▸ TASK DETAILS
Search the entries below. Return every line that has "租金递增方式" in it.

▸ INFORMATION PROVIDED
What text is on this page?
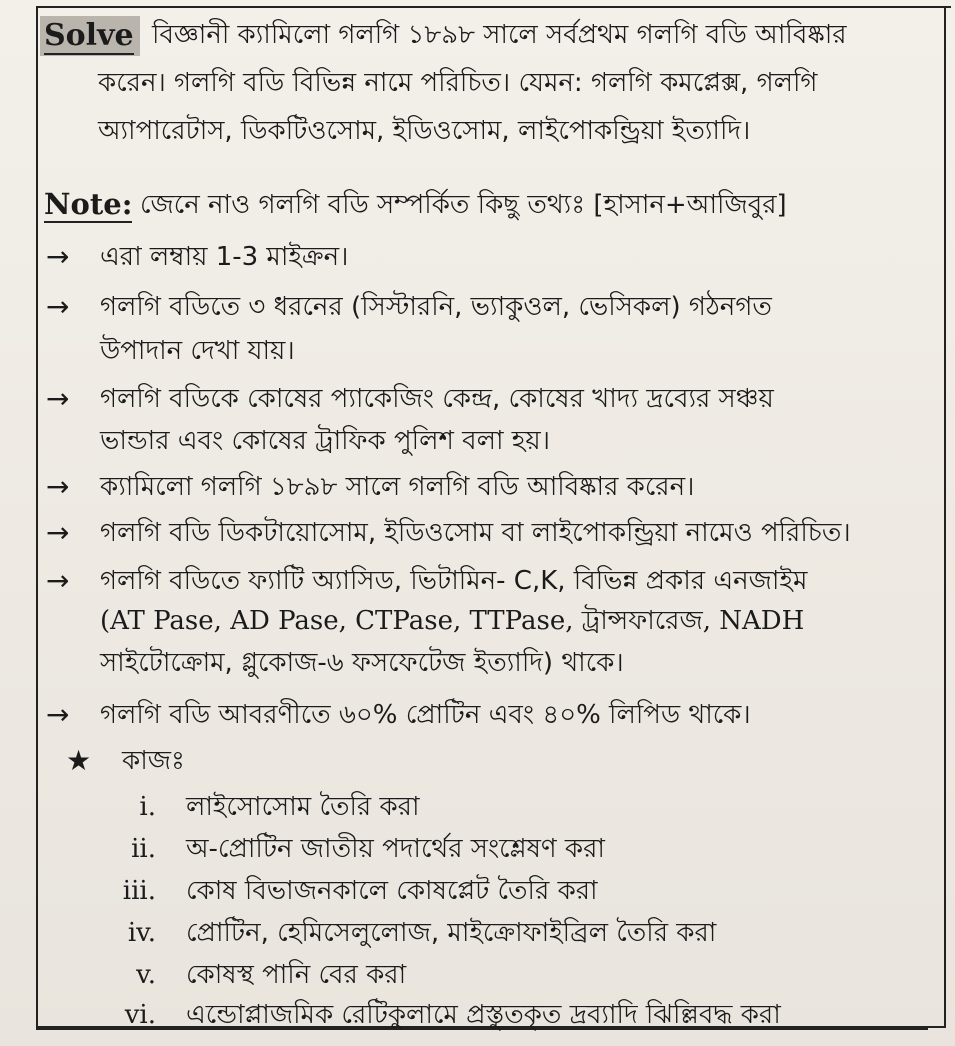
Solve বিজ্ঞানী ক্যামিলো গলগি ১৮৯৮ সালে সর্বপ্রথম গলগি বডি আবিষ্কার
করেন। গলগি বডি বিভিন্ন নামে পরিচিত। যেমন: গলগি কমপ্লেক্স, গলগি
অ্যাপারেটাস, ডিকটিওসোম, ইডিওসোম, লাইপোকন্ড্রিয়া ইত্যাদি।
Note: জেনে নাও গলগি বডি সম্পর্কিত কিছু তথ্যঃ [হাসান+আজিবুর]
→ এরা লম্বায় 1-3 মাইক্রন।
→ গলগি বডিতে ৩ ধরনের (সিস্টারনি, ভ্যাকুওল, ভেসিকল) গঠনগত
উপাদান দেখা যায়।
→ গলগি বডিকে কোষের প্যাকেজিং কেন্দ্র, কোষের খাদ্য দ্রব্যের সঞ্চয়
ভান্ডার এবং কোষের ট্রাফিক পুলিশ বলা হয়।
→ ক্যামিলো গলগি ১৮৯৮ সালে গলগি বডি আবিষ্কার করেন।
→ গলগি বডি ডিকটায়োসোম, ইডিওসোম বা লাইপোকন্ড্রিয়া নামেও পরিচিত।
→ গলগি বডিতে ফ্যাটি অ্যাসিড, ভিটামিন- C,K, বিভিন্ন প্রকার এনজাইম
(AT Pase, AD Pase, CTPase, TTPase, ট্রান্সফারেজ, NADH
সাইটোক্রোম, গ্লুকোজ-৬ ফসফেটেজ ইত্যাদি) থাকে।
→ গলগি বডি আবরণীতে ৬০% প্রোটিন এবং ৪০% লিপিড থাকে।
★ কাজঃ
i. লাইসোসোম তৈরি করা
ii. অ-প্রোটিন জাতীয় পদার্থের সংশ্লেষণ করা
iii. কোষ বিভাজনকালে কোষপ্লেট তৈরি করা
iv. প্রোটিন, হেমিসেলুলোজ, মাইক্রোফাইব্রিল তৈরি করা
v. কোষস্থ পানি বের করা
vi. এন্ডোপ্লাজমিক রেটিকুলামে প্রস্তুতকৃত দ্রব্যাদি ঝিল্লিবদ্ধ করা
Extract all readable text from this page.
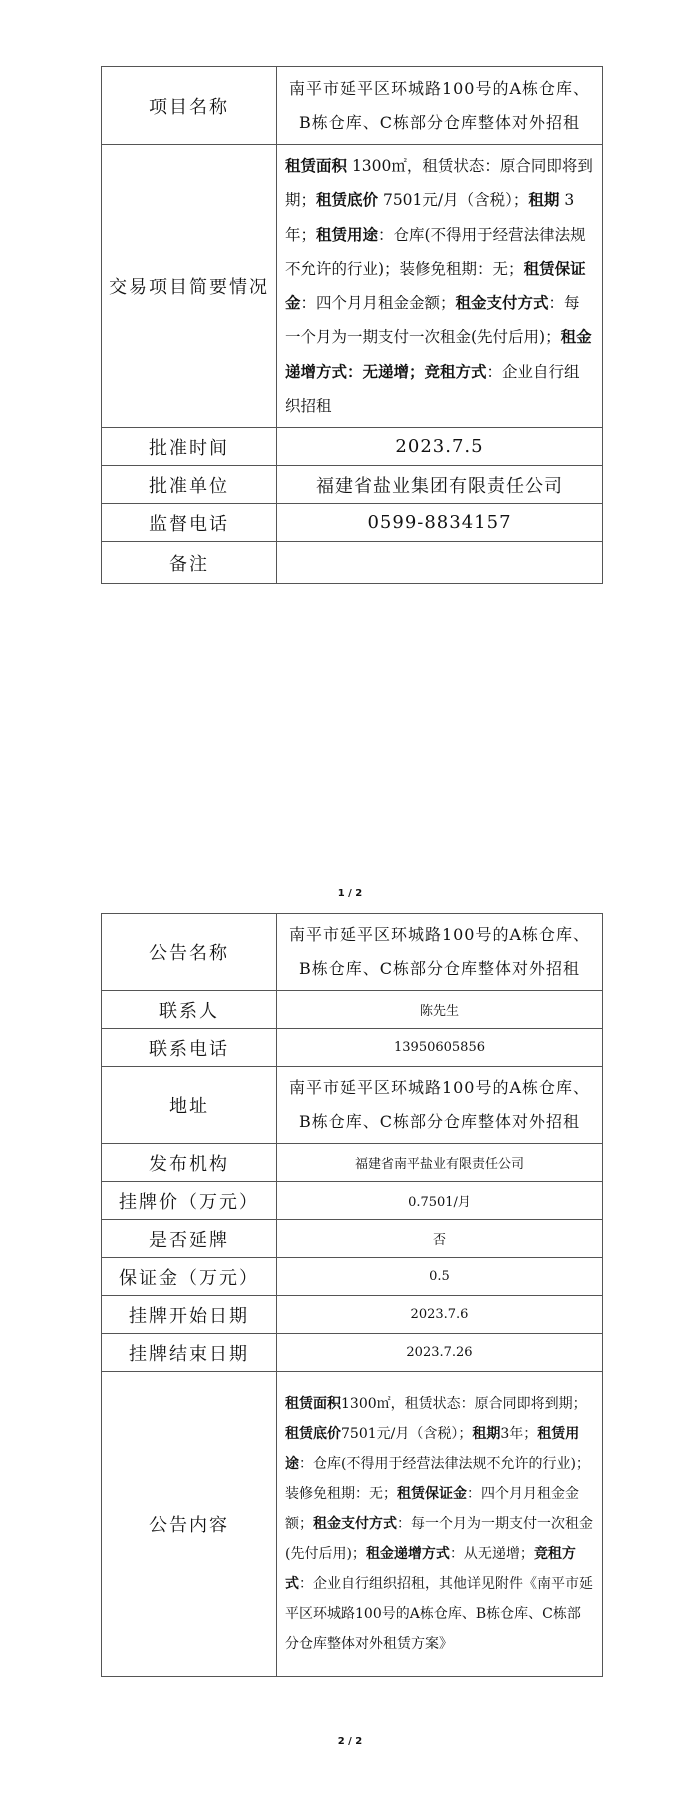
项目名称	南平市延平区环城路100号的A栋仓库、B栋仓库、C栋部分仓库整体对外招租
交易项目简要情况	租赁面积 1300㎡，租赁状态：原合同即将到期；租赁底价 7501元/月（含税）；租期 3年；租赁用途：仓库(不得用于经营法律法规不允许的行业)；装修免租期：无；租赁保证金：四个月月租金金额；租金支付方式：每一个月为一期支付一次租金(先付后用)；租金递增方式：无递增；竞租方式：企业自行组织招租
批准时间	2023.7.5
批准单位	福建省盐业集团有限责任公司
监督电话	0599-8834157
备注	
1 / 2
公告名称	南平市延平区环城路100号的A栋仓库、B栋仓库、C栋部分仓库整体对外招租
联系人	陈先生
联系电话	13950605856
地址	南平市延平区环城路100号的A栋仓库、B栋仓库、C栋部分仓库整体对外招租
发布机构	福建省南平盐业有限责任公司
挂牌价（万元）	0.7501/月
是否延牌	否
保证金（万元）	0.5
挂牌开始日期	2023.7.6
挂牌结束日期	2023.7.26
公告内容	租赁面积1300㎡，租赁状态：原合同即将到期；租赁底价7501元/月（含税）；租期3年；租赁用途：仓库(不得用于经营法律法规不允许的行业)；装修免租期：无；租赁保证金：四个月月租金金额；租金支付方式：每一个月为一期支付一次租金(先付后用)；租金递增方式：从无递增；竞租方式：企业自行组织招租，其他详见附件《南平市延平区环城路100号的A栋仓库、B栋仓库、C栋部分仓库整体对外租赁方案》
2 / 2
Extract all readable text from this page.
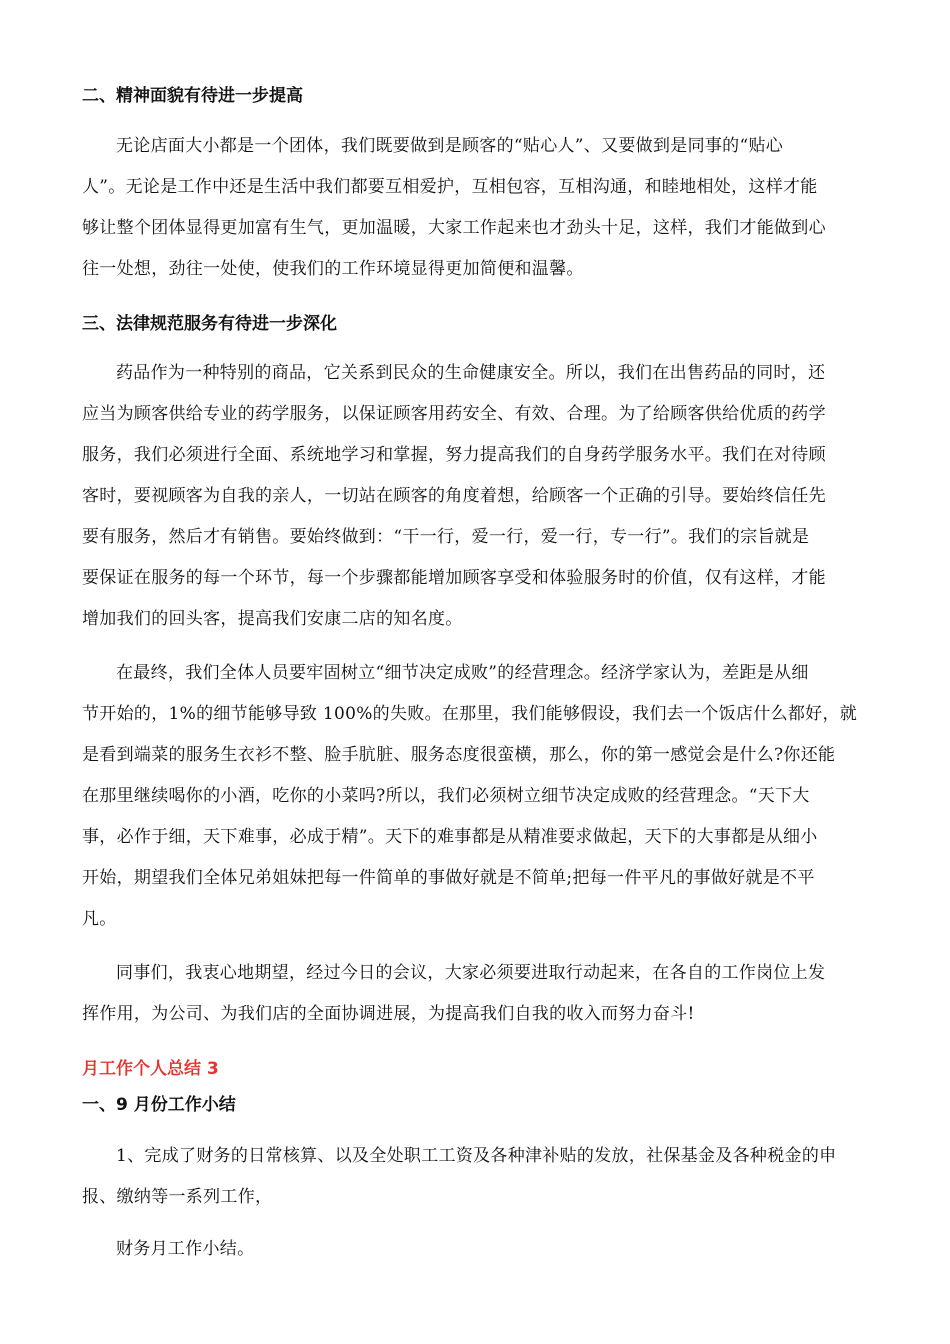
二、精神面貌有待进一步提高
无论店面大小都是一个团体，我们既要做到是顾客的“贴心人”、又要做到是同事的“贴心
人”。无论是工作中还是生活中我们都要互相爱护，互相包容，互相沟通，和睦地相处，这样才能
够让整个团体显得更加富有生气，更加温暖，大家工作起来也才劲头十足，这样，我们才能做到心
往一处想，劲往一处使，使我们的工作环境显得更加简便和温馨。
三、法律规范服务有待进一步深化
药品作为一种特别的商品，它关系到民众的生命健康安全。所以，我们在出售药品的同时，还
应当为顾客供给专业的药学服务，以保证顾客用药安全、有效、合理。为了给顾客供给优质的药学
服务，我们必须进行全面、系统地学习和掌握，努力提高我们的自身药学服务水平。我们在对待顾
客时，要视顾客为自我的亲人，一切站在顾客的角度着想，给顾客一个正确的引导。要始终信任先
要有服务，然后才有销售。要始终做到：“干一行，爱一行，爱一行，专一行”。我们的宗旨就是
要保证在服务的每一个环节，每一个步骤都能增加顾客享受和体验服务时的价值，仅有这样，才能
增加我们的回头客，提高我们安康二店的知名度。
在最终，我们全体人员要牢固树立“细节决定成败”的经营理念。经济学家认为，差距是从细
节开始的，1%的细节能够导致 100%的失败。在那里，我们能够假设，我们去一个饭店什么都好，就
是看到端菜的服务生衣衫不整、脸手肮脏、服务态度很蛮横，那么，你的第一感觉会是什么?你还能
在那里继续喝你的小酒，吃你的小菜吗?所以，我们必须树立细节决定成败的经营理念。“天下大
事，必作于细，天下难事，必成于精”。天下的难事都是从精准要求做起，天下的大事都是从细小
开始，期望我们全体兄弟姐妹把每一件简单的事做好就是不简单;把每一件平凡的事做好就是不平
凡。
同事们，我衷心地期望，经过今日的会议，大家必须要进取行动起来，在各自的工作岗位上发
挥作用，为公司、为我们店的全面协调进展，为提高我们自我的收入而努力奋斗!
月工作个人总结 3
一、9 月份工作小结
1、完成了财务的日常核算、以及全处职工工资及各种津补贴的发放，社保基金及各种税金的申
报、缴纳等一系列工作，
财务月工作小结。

▸ IN RESPONSE
交易项目简要情况	租赁面积 1300㎡，租赁状态：原合同即将到期；租赁底价 7501元/月（含税）；租期 3年；租赁用途：仓库(不得用于经营法律法规不允许的行业)；装修免租期：无；租赁保证金：四个月月租金金额；租金支付方式：每一个月为一期支付一次租金(先付后用)；租金递增方式：无递增；竞租方式：企业自行组织招租
公告内容	租赁面积1300㎡，租赁状态：原合同即将到期；租赁底价7501元/月（含税）；租期3年；租赁用途：仓库(不得用于经营法律法规不允许的行业)；装修免租期：无；租赁保证金：四个月月租金金额；租金支付方式：每一个月为一期支付一次租金(先付后用)；租金递增方式：从无递增；竞租方式：企业自行组织招租，其他详见附件《南平市延平区环城路100号的A栋仓库、B栋仓库、C栋部分仓库整体对外租赁方案》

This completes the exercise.